» **EXERCISE BRIEF**: Gather up the lines that contain "this".

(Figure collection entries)
════
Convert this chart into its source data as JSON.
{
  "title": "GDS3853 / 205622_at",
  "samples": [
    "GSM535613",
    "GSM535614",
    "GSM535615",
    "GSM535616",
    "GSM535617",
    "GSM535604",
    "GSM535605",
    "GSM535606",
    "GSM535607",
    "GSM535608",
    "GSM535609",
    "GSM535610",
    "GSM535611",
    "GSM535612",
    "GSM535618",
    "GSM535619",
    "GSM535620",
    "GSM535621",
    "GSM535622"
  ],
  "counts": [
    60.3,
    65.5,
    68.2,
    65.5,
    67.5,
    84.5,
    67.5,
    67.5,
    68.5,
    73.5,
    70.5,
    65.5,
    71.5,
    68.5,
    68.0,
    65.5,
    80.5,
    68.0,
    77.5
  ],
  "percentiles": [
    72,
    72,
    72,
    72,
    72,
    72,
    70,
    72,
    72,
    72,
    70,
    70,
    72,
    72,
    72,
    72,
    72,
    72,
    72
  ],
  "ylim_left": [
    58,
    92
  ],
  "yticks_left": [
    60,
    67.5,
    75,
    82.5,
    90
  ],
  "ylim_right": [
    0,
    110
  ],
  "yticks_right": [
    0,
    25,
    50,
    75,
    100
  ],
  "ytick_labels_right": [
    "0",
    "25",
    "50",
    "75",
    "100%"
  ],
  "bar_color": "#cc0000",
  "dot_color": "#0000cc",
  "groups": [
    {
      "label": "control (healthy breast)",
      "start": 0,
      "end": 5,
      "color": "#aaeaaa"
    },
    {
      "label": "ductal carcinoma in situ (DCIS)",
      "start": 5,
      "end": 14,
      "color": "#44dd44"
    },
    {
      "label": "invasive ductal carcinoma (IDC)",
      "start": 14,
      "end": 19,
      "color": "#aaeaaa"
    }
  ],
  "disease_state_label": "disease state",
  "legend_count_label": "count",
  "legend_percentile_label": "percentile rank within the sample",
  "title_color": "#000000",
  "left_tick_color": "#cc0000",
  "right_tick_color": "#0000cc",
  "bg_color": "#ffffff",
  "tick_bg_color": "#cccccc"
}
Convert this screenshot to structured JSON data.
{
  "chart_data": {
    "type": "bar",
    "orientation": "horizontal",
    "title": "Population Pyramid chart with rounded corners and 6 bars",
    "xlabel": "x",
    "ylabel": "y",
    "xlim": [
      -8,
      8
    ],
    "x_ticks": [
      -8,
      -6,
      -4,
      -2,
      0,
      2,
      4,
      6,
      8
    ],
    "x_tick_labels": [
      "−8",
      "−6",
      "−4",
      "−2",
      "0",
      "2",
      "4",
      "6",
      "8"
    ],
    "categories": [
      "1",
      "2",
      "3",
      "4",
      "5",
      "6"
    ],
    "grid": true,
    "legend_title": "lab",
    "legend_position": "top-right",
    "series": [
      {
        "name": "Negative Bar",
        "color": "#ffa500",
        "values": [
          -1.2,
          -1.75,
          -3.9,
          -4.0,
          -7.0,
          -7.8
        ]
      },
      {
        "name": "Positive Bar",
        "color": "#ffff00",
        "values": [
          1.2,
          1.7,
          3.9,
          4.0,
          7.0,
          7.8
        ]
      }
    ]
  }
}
════
» **EXERCISE ANSWER**:
Convert this chart into its source data as JSON.
Convert this screenshot to structured JSON data.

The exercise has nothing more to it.